> _QUOTED PASSAGE_
**********
A Paean To Structure-Based Interfaces

August 16, 2023Uncategorizedadmin

When the time came for us to gather requirements and start designing CUDA 2.0 (c. 2008), I was surprised to hear from our product manager that the key Next Biggest Thing in CUDA was… drum roll… 3D textures[1]!

The reason this priority was surprising is because adding texturing in the first place had been somewhat controversial. Why have graphics features in a general purpose computing ecosystem[2]?

Early versions of CUDA hardware did not have caches to mitigate the overhead of uncoalesced memory traffic, though, so applications that really needed misaligned reads had no choice but to use the texturing hardware. As an added bonus, the cache resources were separate, so by reading inputs via the texture pipeline, you were enlisting hardware resources that otherwise would have gone unused.

But… 3D texturing? Okay. That would require us to implement extensive, backward-compatible revisions to all of the CUDA array APIs, the texturing APIs, and the memcpy APIs. CUDA 1.0 already had a plethora of memcpy functions, especially at the driver API level, where we’d opted to try to maintain type safety between CPU and GPU pointers.

Adding new functionality in a backward compatible way is a long-held tradition in API design. For example, flags words are a good way for interface designers to future-proof their designs; or in a pinch, replacement functions may be provided that enable new functionality. Since those functions did not exist when legacy applications were being developed, the interface designer knows they can only be called by newer application expecting the new behavior. Sometimes we get both, even in close quarters: the driver API function cuEventCreate() takes a flags word that later was used for innovations such as blocking synchronization, but whomever wrapped the driver API in the CUDA Runtime omitted it from cudaEventCreate(), so NVIDIA later added the replacement interface with the awkward name cudaEventCreateWithFlags()!

The reason API designers have to be careful with this type of thing is because applications can rely on existing behaviors, a lesson that most interface designers learn through hard experience. Mine was acquired at Microsoft in the multimedia division…

Aside: How To Compatible

When I was Direct3D development lead in 1998 or so, we worked with Intel to enable a new software rasterizer that benefited from the new MMX instruction set. The reason we had to expose it as a new rasterizer, instead of simply replacing the incumbent RGB rasterizer with a faster one, was because applications would subtly break when using the new rasterizer, and no matter how hard Intel tried, they couldn’t just replace the old, slower, serial RGB rasterizer with a new, faster one. So, we added the MMX rasterizer as an option; that way, we had both the new MMX rasterizer and backward compatibility (old applications would continue to work). The only downside was that newer applications had to specifically ask for it, but Intel was okay with that, as a measure of accountability for not being able to develop a drop-in replacement for the RGB rasterizer. Such compatibility measures are called “opt-ins” because the application is opting into the new behavior: if a legacy application were ported to the newest interfaces without any changes, it still would get the old RGB rasterizer. A change to the source code, not just a recompile, was needed to get the new MMX rasterizer.
**********
Records of element locations:
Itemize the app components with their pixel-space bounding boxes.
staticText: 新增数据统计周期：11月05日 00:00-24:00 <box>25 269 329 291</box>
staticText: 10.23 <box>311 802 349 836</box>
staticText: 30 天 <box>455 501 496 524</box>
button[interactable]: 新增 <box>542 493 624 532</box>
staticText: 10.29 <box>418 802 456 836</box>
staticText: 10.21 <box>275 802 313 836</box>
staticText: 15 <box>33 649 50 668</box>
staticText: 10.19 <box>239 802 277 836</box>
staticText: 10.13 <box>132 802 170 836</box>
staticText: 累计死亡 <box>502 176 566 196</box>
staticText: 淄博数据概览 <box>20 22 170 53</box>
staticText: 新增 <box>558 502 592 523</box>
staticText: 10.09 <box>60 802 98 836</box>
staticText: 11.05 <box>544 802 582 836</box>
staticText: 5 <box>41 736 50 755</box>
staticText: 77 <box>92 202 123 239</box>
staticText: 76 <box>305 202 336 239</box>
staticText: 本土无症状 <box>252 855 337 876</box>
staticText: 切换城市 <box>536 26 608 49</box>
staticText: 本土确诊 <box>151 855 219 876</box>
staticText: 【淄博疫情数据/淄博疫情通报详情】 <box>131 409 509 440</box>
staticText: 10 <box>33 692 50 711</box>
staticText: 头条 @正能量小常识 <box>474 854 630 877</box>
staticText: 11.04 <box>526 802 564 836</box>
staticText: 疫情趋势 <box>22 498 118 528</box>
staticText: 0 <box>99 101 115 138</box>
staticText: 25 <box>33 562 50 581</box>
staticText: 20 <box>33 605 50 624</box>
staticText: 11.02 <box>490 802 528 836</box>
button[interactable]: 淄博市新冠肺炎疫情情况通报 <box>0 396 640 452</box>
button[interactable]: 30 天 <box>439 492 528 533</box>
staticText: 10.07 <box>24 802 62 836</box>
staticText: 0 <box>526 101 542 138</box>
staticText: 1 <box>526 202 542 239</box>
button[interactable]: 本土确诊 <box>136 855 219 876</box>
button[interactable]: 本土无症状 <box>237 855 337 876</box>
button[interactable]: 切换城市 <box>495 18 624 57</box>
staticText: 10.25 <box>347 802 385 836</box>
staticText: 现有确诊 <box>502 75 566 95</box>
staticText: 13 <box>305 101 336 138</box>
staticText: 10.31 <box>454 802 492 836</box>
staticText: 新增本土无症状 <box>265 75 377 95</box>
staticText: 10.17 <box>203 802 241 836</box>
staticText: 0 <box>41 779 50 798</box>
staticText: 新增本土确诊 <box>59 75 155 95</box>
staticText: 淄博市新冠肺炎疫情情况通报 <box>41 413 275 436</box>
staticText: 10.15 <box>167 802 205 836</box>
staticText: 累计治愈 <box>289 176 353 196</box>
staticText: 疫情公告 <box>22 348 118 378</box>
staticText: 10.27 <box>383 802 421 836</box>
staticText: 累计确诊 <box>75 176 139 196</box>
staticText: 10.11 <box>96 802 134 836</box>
**********
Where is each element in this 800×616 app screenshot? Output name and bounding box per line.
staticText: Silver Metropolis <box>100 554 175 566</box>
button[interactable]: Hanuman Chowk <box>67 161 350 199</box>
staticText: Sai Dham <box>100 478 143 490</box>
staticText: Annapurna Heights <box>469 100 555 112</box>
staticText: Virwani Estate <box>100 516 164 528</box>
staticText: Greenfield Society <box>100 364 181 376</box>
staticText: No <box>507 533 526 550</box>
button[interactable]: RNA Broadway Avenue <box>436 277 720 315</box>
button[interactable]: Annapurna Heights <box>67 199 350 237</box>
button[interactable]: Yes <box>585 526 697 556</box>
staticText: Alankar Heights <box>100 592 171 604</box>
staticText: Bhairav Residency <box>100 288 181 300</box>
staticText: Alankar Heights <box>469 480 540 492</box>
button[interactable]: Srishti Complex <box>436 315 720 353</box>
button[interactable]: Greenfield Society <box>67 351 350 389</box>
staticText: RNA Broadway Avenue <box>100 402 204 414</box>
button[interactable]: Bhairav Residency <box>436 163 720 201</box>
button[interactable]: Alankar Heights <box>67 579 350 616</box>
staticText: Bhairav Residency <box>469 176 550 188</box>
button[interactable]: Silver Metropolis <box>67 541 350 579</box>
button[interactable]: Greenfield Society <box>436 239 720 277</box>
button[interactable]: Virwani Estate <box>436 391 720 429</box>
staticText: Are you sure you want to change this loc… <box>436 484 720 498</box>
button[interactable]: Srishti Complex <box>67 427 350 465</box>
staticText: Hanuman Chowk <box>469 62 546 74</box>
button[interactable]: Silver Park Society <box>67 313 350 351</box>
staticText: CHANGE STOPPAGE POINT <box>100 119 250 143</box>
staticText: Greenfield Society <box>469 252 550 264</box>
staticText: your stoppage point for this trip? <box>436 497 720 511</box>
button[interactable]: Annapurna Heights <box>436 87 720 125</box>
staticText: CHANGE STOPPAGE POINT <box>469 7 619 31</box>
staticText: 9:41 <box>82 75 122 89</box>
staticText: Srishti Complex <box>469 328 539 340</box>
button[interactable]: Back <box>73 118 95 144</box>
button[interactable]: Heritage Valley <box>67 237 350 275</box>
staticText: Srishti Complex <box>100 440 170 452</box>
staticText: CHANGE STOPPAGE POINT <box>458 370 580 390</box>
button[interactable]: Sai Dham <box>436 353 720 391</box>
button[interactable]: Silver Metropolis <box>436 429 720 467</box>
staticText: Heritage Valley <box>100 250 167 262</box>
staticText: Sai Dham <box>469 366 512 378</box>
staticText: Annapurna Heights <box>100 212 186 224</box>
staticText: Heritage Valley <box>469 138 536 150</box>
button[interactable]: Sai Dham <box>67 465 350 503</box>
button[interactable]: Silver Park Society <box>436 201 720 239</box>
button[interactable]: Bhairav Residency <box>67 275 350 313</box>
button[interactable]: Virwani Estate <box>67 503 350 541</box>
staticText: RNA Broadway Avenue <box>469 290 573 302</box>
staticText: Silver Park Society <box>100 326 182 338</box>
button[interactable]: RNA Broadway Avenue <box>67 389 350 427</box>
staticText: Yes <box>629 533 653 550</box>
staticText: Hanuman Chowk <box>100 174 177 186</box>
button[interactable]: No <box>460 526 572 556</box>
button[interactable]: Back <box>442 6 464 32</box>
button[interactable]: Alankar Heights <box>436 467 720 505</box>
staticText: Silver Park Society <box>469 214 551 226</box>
**********
> _COMPLETE THE FOLLOWING_
[A] In the post on structure-based interfaces, which replacement function did NVIDIA add because cudaEventCreate() omitted a flags word?
[B] Proceed with the post on structure-based interfaces, continuing it from its final sentence.

> _PER-TASK ANSWERS_
[A] cudaEventCreateWithFlags()

[B]
But when we simply started enumerating the MMX rasterizer to applications, we found a lot of compatibility breaks. Many applications ran much more slowly, and others crashed or otherwise didn’t work at all. When we debugged the problem, we found that we had to add a few more levels of opt-in to keep legacy applications working. You see, Direct3D always had reported 2 or 3 rasterizers: the “Ramp” rasterizer that ran quickly; the “RGB” rasterizer that was more functional, but slower; and, if hardware was available, the “HAL” rasterizer made hardware-acceleration available[3]. But by adding the MMX rasterizer, we’d increased the number of rasterizers in the API from 3 to 4 if hardware acceleration was available; and several different compatibility breaks became possible:

Some applications had statically declared a 3-element array of rasterizer handles that was now being overflowed by our 4-element response, causing the application to crash;
Some applications were assuming that if 3 rasterizers were enumerated, then hardware must be available;
Some applications were further assuming that if 3 rasterizers were enumerated, then the third must be the HAL[4].

The fix was to make enumeration of the MMX rasterizer an implicit opt-in if the application was accessing Direct3D using a new interface. We also wrote better sample code – that was where the statically declared arrays had come from[5].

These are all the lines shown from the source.